*** Materials provided

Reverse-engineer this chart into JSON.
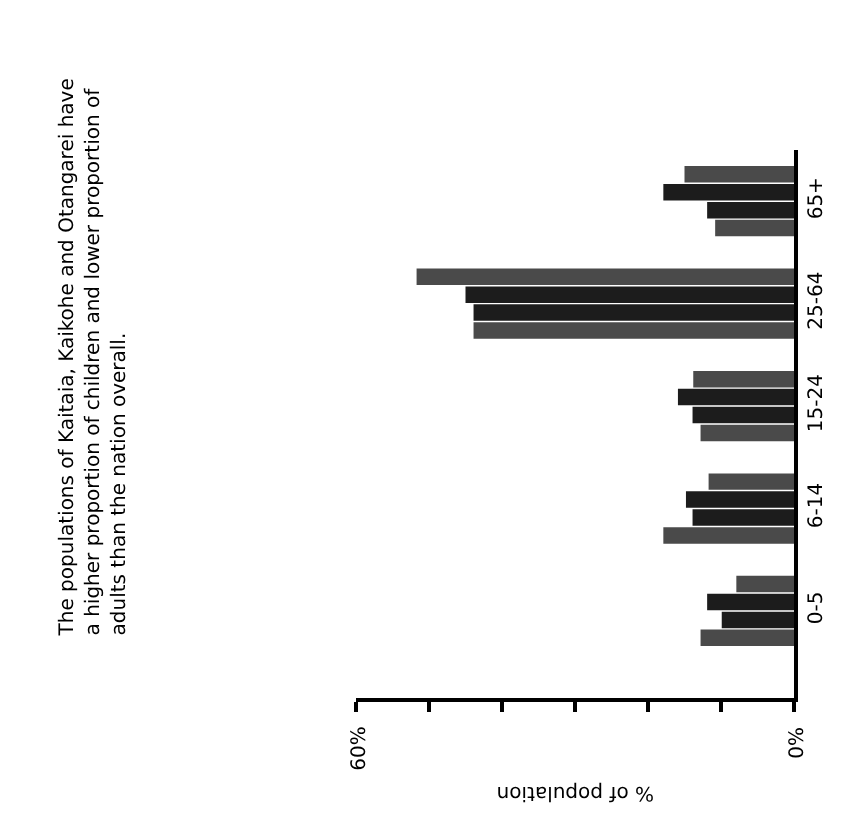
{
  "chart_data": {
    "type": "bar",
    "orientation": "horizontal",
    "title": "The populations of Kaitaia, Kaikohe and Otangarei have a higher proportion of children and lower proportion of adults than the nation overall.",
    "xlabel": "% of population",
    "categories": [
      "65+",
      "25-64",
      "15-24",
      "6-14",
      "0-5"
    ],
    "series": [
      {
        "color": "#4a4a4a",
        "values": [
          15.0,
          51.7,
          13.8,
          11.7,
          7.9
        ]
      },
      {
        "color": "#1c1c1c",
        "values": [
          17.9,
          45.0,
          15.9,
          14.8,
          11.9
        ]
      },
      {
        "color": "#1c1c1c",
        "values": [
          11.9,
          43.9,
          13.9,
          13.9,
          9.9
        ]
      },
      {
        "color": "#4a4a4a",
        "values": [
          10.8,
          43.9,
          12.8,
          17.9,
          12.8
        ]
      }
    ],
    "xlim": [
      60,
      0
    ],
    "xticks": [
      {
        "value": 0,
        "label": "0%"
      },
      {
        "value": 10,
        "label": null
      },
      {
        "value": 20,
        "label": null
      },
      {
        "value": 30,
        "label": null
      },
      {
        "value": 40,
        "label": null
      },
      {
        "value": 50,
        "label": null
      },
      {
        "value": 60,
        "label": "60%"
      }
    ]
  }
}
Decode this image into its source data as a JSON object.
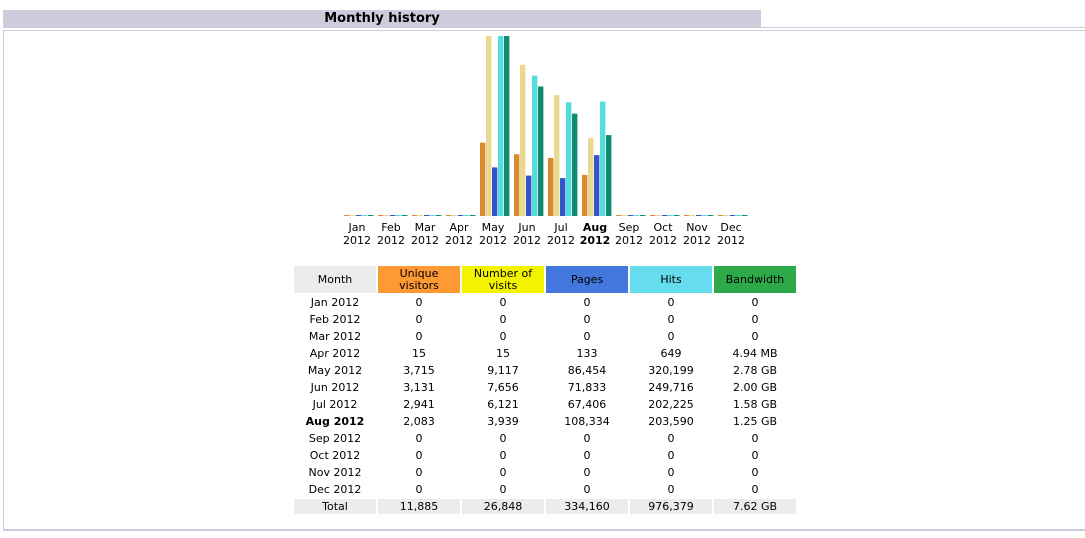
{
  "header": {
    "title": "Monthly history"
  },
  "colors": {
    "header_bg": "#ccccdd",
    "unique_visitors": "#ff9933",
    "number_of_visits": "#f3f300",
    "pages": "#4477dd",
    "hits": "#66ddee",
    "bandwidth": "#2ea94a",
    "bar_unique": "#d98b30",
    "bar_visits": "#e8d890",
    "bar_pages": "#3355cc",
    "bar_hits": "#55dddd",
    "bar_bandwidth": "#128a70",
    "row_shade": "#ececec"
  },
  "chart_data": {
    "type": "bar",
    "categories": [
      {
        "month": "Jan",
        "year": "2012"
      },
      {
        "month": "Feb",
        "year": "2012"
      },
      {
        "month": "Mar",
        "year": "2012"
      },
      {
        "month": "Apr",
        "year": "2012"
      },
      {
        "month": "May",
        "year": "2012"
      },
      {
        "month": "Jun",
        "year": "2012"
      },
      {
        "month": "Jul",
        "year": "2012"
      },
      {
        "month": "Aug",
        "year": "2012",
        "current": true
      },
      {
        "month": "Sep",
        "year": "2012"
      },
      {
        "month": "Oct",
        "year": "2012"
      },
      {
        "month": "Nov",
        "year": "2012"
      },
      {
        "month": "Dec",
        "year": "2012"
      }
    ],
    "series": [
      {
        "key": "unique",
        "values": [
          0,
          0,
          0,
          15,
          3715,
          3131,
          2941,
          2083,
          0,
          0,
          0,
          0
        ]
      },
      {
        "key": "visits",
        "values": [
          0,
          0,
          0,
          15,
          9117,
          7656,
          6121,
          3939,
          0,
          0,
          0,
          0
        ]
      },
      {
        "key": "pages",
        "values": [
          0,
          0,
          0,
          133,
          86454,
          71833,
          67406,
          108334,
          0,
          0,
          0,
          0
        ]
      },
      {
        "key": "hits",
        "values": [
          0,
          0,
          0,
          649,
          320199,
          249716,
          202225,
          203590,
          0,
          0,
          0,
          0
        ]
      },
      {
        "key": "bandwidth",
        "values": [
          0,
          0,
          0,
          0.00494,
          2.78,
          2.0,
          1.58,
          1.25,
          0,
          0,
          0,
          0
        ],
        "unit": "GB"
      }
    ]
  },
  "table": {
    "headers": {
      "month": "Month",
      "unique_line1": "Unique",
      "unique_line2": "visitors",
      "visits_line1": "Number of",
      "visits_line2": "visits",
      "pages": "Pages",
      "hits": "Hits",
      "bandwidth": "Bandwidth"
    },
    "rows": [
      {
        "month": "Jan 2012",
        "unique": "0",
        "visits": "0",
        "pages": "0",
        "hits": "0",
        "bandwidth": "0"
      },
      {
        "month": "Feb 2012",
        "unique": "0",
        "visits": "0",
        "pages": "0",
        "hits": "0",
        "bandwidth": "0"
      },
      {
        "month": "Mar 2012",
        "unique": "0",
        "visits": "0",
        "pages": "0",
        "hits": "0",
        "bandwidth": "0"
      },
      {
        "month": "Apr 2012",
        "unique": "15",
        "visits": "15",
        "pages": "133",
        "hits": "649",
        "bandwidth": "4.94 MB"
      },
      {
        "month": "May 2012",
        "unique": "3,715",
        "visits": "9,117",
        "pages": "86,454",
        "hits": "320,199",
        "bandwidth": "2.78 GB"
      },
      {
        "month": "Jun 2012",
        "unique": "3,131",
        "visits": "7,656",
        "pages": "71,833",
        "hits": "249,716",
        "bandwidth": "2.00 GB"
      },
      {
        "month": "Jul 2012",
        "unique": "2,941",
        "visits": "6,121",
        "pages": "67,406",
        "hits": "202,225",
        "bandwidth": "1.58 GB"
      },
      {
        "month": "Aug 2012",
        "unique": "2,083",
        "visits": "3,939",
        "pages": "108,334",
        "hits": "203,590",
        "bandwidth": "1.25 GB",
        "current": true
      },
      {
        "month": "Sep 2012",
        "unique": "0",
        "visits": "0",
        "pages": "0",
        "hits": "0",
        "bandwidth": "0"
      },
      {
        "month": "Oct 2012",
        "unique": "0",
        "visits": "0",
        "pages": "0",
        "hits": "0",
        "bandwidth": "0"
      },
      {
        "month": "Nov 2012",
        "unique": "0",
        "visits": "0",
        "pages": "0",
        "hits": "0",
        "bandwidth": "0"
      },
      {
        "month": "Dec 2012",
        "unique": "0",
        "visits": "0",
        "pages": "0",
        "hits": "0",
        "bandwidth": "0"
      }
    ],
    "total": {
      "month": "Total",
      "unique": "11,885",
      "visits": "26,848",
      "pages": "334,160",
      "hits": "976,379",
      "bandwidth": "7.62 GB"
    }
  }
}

******

• _What the task asks_: Only the number is wanted: how many lines in the data include the string "into"?

• _The solution_: 2